Do this: Leave the pictures out and transcribe every record exactly.

--- Begin Working data ---

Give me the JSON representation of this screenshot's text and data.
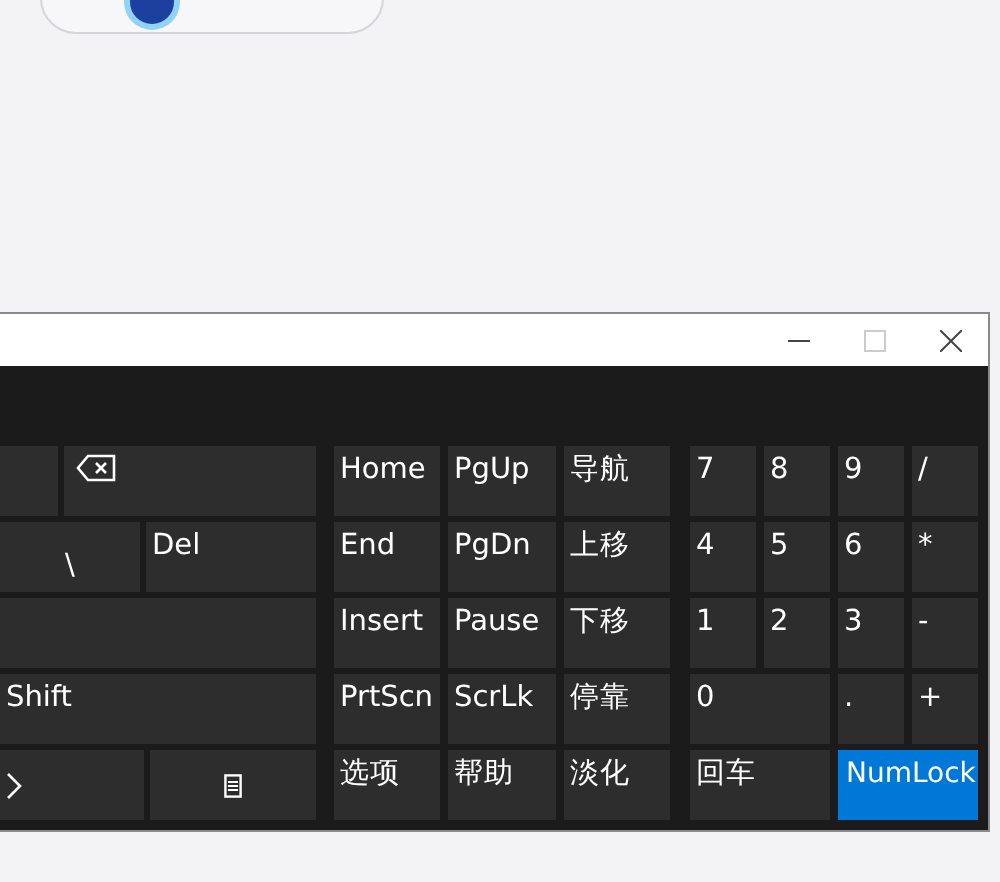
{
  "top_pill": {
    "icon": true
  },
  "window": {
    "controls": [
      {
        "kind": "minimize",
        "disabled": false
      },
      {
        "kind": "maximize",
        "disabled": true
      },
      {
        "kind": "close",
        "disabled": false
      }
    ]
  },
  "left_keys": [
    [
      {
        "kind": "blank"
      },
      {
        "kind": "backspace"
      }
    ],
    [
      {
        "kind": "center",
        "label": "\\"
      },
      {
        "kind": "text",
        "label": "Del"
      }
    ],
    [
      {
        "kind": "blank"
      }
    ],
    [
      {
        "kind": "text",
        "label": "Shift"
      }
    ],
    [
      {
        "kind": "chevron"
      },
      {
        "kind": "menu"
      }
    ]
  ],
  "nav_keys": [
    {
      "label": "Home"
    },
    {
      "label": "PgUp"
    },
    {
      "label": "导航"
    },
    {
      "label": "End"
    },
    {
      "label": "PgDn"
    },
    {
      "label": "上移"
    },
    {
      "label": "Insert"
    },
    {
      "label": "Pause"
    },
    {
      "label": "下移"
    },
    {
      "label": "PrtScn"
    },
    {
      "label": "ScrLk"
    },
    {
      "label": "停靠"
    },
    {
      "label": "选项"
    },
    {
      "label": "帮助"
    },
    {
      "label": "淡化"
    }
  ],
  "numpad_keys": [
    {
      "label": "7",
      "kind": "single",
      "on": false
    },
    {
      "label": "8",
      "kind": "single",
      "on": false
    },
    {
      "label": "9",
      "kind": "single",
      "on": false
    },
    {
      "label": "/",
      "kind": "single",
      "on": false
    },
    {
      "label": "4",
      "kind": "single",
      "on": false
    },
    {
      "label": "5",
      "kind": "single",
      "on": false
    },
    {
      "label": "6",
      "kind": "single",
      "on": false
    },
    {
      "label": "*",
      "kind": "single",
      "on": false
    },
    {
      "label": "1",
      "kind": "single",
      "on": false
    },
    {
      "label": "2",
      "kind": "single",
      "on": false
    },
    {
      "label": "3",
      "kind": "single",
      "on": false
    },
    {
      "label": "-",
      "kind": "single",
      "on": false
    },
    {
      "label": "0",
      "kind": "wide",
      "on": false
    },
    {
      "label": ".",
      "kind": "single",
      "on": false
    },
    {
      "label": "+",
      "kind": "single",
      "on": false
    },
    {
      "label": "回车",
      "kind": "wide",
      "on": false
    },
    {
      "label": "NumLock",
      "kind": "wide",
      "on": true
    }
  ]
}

--- End Working data ---

Written response:
Give me the JSON representation of this screenshot's text and data.
{
  "top_pill": {
    "icon": true
  },
  "window": {
    "controls": [
      {
        "kind": "minimize",
        "disabled": false
      },
      {
        "kind": "maximize",
        "disabled": true
      },
      {
        "kind": "close",
        "disabled": false
      }
    ]
  },
  "left_keys": [
    [
      {
        "kind": "blank"
      },
      {
        "kind": "backspace"
      }
    ],
    [
      {
        "kind": "center",
        "label": "\\"
      },
      {
        "kind": "text",
        "label": "Del"
      }
    ],
    [
      {
        "kind": "blank"
      }
    ],
    [
      {
        "kind": "text",
        "label": "Shift"
      }
    ],
    [
      {
        "kind": "chevron"
      },
      {
        "kind": "menu"
      }
    ]
  ],
  "nav_keys": [
    {
      "label": "Home"
    },
    {
      "label": "PgUp"
    },
    {
      "label": "导航"
    },
    {
      "label": "End"
    },
    {
      "label": "PgDn"
    },
    {
      "label": "上移"
    },
    {
      "label": "Insert"
    },
    {
      "label": "Pause"
    },
    {
      "label": "下移"
    },
    {
      "label": "PrtScn"
    },
    {
      "label": "ScrLk"
    },
    {
      "label": "停靠"
    },
    {
      "label": "选项"
    },
    {
      "label": "帮助"
    },
    {
      "label": "淡化"
    }
  ],
  "numpad_keys": [
    {
      "label": "7",
      "kind": "single",
      "on": false
    },
    {
      "label": "8",
      "kind": "single",
      "on": false
    },
    {
      "label": "9",
      "kind": "single",
      "on": false
    },
    {
      "label": "/",
      "kind": "single",
      "on": false
    },
    {
      "label": "4",
      "kind": "single",
      "on": false
    },
    {
      "label": "5",
      "kind": "single",
      "on": false
    },
    {
      "label": "6",
      "kind": "single",
      "on": false
    },
    {
      "label": "*",
      "kind": "single",
      "on": false
    },
    {
      "label": "1",
      "kind": "single",
      "on": false
    },
    {
      "label": "2",
      "kind": "single",
      "on": false
    },
    {
      "label": "3",
      "kind": "single",
      "on": false
    },
    {
      "label": "-",
      "kind": "single",
      "on": false
    },
    {
      "label": "0",
      "kind": "wide",
      "on": false
    },
    {
      "label": ".",
      "kind": "single",
      "on": false
    },
    {
      "label": "+",
      "kind": "single",
      "on": false
    },
    {
      "label": "回车",
      "kind": "wide",
      "on": false
    },
    {
      "label": "NumLock",
      "kind": "wide",
      "on": true
    }
  ]
}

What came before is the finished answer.